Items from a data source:
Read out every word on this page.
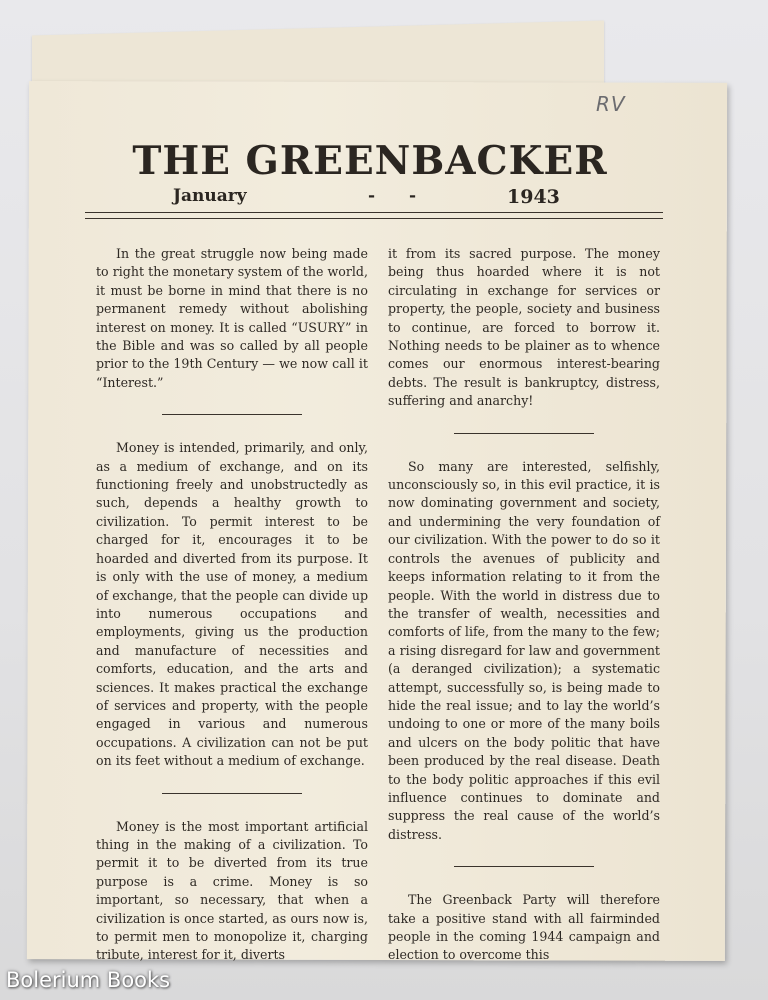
RV
THE GREENBACKER
January	- -	1943

In the great struggle now being made to right the monetary system of the world, it must be borne in mind that there is no permanent remedy without abolishing interest on money. It is called “USURY” in the Bible and was so called by all people prior to the 19th Century — we now call it “Interest.”

Money is intended, primarily, and only, as a medium of exchange, and on its functioning freely and unobstructedly as such, depends a healthy growth to civilization. To permit interest to be charged for it, encourages it to be hoarded and diverted from its purpose. It is only with the use of money, a medium of exchange, that the people can divide up into numerous occupations and employments, giving us the production and manufacture of necessities and comforts, education, and the arts and sciences. It makes practical the exchange of services and property, with the people engaged in various and numerous occupations. A civilization can not be put on its feet without a medium of exchange.

Money is the most important artificial thing in the making of a civilization. To permit it to be diverted from its true purpose is a crime. Money is so important, so necessary, that when a civilization is once started, as ours now is, to permit men to monopolize it, charging tribute, interest for it, diverts

it from its sacred purpose. The money being thus hoarded where it is not circulating in exchange for services or property, the people, society and business to continue, are forced to borrow it. Nothing needs to be plainer as to whence comes our enormous interest-bearing debts. The result is bankruptcy, distress, suffering and anarchy!

So many are interested, selfishly, unconsciously so, in this evil practice, it is now dominating government and society, and undermining the very foundation of our civilization. With the power to do so it controls the avenues of publicity and keeps information relating to it from the people. With the world in distress due to the transfer of wealth, necessities and comforts of life, from the many to the few; a rising disregard for law and government (a deranged civilization); a systematic attempt, successfully so, is being made to hide the real issue; and to lay the world’s undoing to one or more of the many boils and ulcers on the body politic that have been produced by the real disease. Death to the body politic approaches if this evil influence continues to dominate and suppress the real cause of the world’s distress.

The Greenback Party will therefore take a positive stand with all fairminded people in the coming 1944 campaign and election to overcome this

Bolerium Books
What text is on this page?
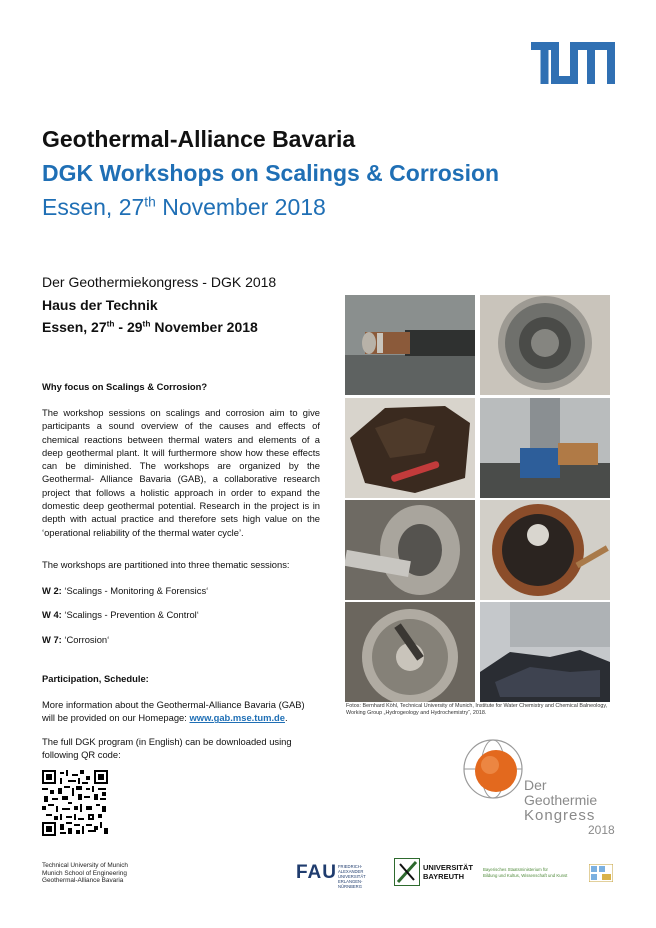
Geothermal-Alliance Bavaria
DGK Workshops on Scalings & Corrosion
Essen, 27th November 2018
Der Geothermiekongress - DGK 2018
Haus der Technik
Essen, 27th - 29th November 2018
Why focus on Scalings & Corrosion?
The workshop sessions on scalings and corrosion aim to give participants a sound overview of the causes and effects of chemical reactions between thermal waters and elements of a deep geothermal plant. It will furthermore show how these effects can be diminished. The workshops are organized by the Geothermal- Alliance Bavaria (GAB), a collaborative research project that follows a holistic approach in order to expand the domestic deep geothermal potential. Research in the project is in depth with actual practice and therefore sets high value on the ‘operational reliability of the thermal water cycle’.
The workshops are partitioned into three thematic sessions:
W 2: ‘Scalings - Monitoring & Forensics‘
W 4: ‘Scalings - Prevention & Control‘
W 7: ‘Corrosion‘
Participation, Schedule:
More information about the Geothermal-Alliance Bavaria (GAB) will be provided on our Homepage: www.gab.mse.tum.de.
The full DGK program (in English) can be downloaded using following QR code:
Fotos: Bernhard Köhl, Technical University of Munich, Institute for Water Chemistry and Chemical Balneology, Working Group „Hydrogeology and Hydrochemistry“, 2018.
Der
Geothermie
Kongress
2018
Technical University of Munich
Munich School of Engineering
Geothermal-Alliance Bavaria	FAU FRIEDRICH-ALEXANDER
UNIVERSITÄT
ERLANGEN-NÜRNBERG
UNIVERSITÄT
BAYREUTH
Bayerisches Staatsministerium für
Bildung und Kultus, Wissenschaft und Kunst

Task objective
Retype everything in the material word for word, minus pictures.

Exercise response
Read out every word on this page.
RV
THE GREENBACKER
January	- -	1943

In the great struggle now being made to right the monetary system of the world, it must be borne in mind that there is no permanent remedy without abolishing interest on money. It is called “USURY” in the Bible and was so called by all people prior to the 19th Century — we now call it “Interest.”

Money is intended, primarily, and only, as a medium of exchange, and on its functioning freely and unobstructedly as such, depends a healthy growth to civilization. To permit interest to be charged for it, encourages it to be hoarded and diverted from its purpose. It is only with the use of money, a medium of exchange, that the people can divide up into numerous occupations and employments, giving us the production and manufacture of necessities and comforts, education, and the arts and sciences. It makes practical the exchange of services and property, with the people engaged in various and numerous occupations. A civilization can not be put on its feet without a medium of exchange.

Money is the most important artificial thing in the making of a civilization. To permit it to be diverted from its true purpose is a crime. Money is so important, so necessary, that when a civilization is once started, as ours now is, to permit men to monopolize it, charging tribute, interest for it, diverts

it from its sacred purpose. The money being thus hoarded where it is not circulating in exchange for services or property, the people, society and business to continue, are forced to borrow it. Nothing needs to be plainer as to whence comes our enormous interest-bearing debts. The result is bankruptcy, distress, suffering and anarchy!

So many are interested, selfishly, unconsciously so, in this evil practice, it is now dominating government and society, and undermining the very foundation of our civilization. With the power to do so it controls the avenues of publicity and keeps information relating to it from the people. With the world in distress due to the transfer of wealth, necessities and comforts of life, from the many to the few; a rising disregard for law and government (a deranged civilization); a systematic attempt, successfully so, is being made to hide the real issue; and to lay the world’s undoing to one or more of the many boils and ulcers on the body politic that have been produced by the real disease. Death to the body politic approaches if this evil influence continues to dominate and suppress the real cause of the world’s distress.

The Greenback Party will therefore take a positive stand with all fairminded people in the coming 1944 campaign and election to overcome this

Bolerium Books
What text is on this page?
Geothermal-Alliance Bavaria
DGK Workshops on Scalings & Corrosion
Essen, 27th November 2018
Der Geothermiekongress - DGK 2018
Haus der Technik
Essen, 27th - 29th November 2018
Why focus on Scalings & Corrosion?
The workshop sessions on scalings and corrosion aim to give participants a sound overview of the causes and effects of chemical reactions between thermal waters and elements of a deep geothermal plant. It will furthermore show how these effects can be diminished. The workshops are organized by the Geothermal- Alliance Bavaria (GAB), a collaborative research project that follows a holistic approach in order to expand the domestic deep geothermal potential. Research in the project is in depth with actual practice and therefore sets high value on the ‘operational reliability of the thermal water cycle’.
The workshops are partitioned into three thematic sessions:
W 2: ‘Scalings - Monitoring & Forensics‘
W 4: ‘Scalings - Prevention & Control‘
W 7: ‘Corrosion‘
Participation, Schedule:
More information about the Geothermal-Alliance Bavaria (GAB) will be provided on our Homepage: www.gab.mse.tum.de.
The full DGK program (in English) can be downloaded using following QR code:
Fotos: Bernhard Köhl, Technical University of Munich, Institute for Water Chemistry and Chemical Balneology, Working Group „Hydrogeology and Hydrochemistry“, 2018.
Der
Geothermie
Kongress
2018
Technical University of Munich
Munich School of Engineering
Geothermal-Alliance Bavaria	FAU FRIEDRICH-ALEXANDER
UNIVERSITÄT
ERLANGEN-NÜRNBERG
UNIVERSITÄT
BAYREUTH
Bayerisches Staatsministerium für
Bildung und Kultus, Wissenschaft und Kunst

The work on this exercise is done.